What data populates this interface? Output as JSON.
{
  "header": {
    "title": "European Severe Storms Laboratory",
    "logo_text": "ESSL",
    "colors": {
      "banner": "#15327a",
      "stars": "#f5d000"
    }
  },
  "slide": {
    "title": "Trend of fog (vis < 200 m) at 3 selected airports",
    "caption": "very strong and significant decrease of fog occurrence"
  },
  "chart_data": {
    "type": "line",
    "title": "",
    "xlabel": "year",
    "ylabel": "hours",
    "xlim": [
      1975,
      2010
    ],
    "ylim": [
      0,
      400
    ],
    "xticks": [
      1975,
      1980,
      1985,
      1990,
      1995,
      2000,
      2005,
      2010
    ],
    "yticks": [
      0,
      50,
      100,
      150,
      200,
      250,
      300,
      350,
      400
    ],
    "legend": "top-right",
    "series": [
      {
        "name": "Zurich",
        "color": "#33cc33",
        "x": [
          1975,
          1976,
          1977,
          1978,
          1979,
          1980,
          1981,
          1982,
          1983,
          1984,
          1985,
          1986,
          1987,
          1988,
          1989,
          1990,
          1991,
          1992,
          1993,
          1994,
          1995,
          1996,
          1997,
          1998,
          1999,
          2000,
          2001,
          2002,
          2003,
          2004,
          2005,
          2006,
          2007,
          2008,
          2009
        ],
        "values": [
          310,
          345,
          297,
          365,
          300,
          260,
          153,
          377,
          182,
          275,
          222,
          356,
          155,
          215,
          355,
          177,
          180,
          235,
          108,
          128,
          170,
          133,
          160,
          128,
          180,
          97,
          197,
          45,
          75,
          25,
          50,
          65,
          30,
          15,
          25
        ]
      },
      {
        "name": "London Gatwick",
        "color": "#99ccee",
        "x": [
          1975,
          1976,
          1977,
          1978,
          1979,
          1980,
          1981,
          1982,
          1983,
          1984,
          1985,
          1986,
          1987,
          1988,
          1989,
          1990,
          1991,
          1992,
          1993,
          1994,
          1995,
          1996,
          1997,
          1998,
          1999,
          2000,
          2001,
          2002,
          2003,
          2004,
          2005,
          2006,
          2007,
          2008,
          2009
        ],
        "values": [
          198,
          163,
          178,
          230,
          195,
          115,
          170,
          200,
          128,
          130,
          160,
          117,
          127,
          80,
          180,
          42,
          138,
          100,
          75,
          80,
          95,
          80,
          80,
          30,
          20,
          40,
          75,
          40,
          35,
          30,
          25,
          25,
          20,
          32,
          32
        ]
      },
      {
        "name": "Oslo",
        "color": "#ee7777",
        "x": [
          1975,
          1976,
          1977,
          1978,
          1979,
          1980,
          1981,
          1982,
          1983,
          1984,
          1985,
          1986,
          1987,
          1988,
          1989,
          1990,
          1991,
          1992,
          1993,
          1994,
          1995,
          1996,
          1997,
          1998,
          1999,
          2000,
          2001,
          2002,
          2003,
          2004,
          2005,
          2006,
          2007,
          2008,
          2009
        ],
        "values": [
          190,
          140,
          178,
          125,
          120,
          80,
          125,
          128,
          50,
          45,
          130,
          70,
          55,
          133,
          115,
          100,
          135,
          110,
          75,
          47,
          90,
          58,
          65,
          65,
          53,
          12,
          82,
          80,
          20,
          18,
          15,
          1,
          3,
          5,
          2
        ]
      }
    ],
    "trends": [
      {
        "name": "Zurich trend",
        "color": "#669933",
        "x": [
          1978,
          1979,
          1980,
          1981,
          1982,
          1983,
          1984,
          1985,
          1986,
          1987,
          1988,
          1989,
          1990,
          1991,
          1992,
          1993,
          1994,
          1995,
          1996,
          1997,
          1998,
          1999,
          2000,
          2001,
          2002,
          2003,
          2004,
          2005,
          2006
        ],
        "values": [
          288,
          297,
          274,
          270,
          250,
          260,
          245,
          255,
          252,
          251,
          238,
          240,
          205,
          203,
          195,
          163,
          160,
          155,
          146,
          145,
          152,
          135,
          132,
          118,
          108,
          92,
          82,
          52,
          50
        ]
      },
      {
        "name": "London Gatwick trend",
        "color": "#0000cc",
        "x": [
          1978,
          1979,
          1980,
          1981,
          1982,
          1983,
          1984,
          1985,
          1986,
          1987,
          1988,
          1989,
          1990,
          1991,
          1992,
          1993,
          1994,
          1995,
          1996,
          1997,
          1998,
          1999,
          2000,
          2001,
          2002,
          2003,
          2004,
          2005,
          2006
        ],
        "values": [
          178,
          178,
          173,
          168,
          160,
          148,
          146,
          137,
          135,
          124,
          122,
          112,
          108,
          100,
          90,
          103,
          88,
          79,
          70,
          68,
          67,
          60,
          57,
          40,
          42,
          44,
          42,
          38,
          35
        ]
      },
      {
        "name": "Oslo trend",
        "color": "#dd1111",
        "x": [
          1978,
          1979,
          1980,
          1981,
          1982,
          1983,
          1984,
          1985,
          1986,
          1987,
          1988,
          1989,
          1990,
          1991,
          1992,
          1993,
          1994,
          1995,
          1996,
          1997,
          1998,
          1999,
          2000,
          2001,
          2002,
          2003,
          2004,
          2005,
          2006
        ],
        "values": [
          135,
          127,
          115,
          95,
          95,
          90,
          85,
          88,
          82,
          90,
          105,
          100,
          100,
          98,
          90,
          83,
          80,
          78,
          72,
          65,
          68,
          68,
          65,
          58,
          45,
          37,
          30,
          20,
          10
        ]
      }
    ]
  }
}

(EXERCISE DETAILS):
Print the material above once more, exactly.

(ANSWER FOR THE TASK):
What data populates this interface? Output as JSON.
{
  "header": {
    "title": "European Severe Storms Laboratory",
    "logo_text": "ESSL",
    "colors": {
      "banner": "#15327a",
      "stars": "#f5d000"
    }
  },
  "slide": {
    "title": "Trend of fog (vis < 200 m) at 3 selected airports",
    "caption": "very strong and significant decrease of fog occurrence"
  },
  "chart_data": {
    "type": "line",
    "title": "",
    "xlabel": "year",
    "ylabel": "hours",
    "xlim": [
      1975,
      2010
    ],
    "ylim": [
      0,
      400
    ],
    "xticks": [
      1975,
      1980,
      1985,
      1990,
      1995,
      2000,
      2005,
      2010
    ],
    "yticks": [
      0,
      50,
      100,
      150,
      200,
      250,
      300,
      350,
      400
    ],
    "legend": "top-right",
    "series": [
      {
        "name": "Zurich",
        "color": "#33cc33",
        "x": [
          1975,
          1976,
          1977,
          1978,
          1979,
          1980,
          1981,
          1982,
          1983,
          1984,
          1985,
          1986,
          1987,
          1988,
          1989,
          1990,
          1991,
          1992,
          1993,
          1994,
          1995,
          1996,
          1997,
          1998,
          1999,
          2000,
          2001,
          2002,
          2003,
          2004,
          2005,
          2006,
          2007,
          2008,
          2009
        ],
        "values": [
          310,
          345,
          297,
          365,
          300,
          260,
          153,
          377,
          182,
          275,
          222,
          356,
          155,
          215,
          355,
          177,
          180,
          235,
          108,
          128,
          170,
          133,
          160,
          128,
          180,
          97,
          197,
          45,
          75,
          25,
          50,
          65,
          30,
          15,
          25
        ]
      },
      {
        "name": "London Gatwick",
        "color": "#99ccee",
        "x": [
          1975,
          1976,
          1977,
          1978,
          1979,
          1980,
          1981,
          1982,
          1983,
          1984,
          1985,
          1986,
          1987,
          1988,
          1989,
          1990,
          1991,
          1992,
          1993,
          1994,
          1995,
          1996,
          1997,
          1998,
          1999,
          2000,
          2001,
          2002,
          2003,
          2004,
          2005,
          2006,
          2007,
          2008,
          2009
        ],
        "values": [
          198,
          163,
          178,
          230,
          195,
          115,
          170,
          200,
          128,
          130,
          160,
          117,
          127,
          80,
          180,
          42,
          138,
          100,
          75,
          80,
          95,
          80,
          80,
          30,
          20,
          40,
          75,
          40,
          35,
          30,
          25,
          25,
          20,
          32,
          32
        ]
      },
      {
        "name": "Oslo",
        "color": "#ee7777",
        "x": [
          1975,
          1976,
          1977,
          1978,
          1979,
          1980,
          1981,
          1982,
          1983,
          1984,
          1985,
          1986,
          1987,
          1988,
          1989,
          1990,
          1991,
          1992,
          1993,
          1994,
          1995,
          1996,
          1997,
          1998,
          1999,
          2000,
          2001,
          2002,
          2003,
          2004,
          2005,
          2006,
          2007,
          2008,
          2009
        ],
        "values": [
          190,
          140,
          178,
          125,
          120,
          80,
          125,
          128,
          50,
          45,
          130,
          70,
          55,
          133,
          115,
          100,
          135,
          110,
          75,
          47,
          90,
          58,
          65,
          65,
          53,
          12,
          82,
          80,
          20,
          18,
          15,
          1,
          3,
          5,
          2
        ]
      }
    ],
    "trends": [
      {
        "name": "Zurich trend",
        "color": "#669933",
        "x": [
          1978,
          1979,
          1980,
          1981,
          1982,
          1983,
          1984,
          1985,
          1986,
          1987,
          1988,
          1989,
          1990,
          1991,
          1992,
          1993,
          1994,
          1995,
          1996,
          1997,
          1998,
          1999,
          2000,
          2001,
          2002,
          2003,
          2004,
          2005,
          2006
        ],
        "values": [
          288,
          297,
          274,
          270,
          250,
          260,
          245,
          255,
          252,
          251,
          238,
          240,
          205,
          203,
          195,
          163,
          160,
          155,
          146,
          145,
          152,
          135,
          132,
          118,
          108,
          92,
          82,
          52,
          50
        ]
      },
      {
        "name": "London Gatwick trend",
        "color": "#0000cc",
        "x": [
          1978,
          1979,
          1980,
          1981,
          1982,
          1983,
          1984,
          1985,
          1986,
          1987,
          1988,
          1989,
          1990,
          1991,
          1992,
          1993,
          1994,
          1995,
          1996,
          1997,
          1998,
          1999,
          2000,
          2001,
          2002,
          2003,
          2004,
          2005,
          2006
        ],
        "values": [
          178,
          178,
          173,
          168,
          160,
          148,
          146,
          137,
          135,
          124,
          122,
          112,
          108,
          100,
          90,
          103,
          88,
          79,
          70,
          68,
          67,
          60,
          57,
          40,
          42,
          44,
          42,
          38,
          35
        ]
      },
      {
        "name": "Oslo trend",
        "color": "#dd1111",
        "x": [
          1978,
          1979,
          1980,
          1981,
          1982,
          1983,
          1984,
          1985,
          1986,
          1987,
          1988,
          1989,
          1990,
          1991,
          1992,
          1993,
          1994,
          1995,
          1996,
          1997,
          1998,
          1999,
          2000,
          2001,
          2002,
          2003,
          2004,
          2005,
          2006
        ],
        "values": [
          135,
          127,
          115,
          95,
          95,
          90,
          85,
          88,
          82,
          90,
          105,
          100,
          100,
          98,
          90,
          83,
          80,
          78,
          72,
          65,
          68,
          68,
          65,
          58,
          45,
          37,
          30,
          20,
          10
        ]
      }
    ]
  }
}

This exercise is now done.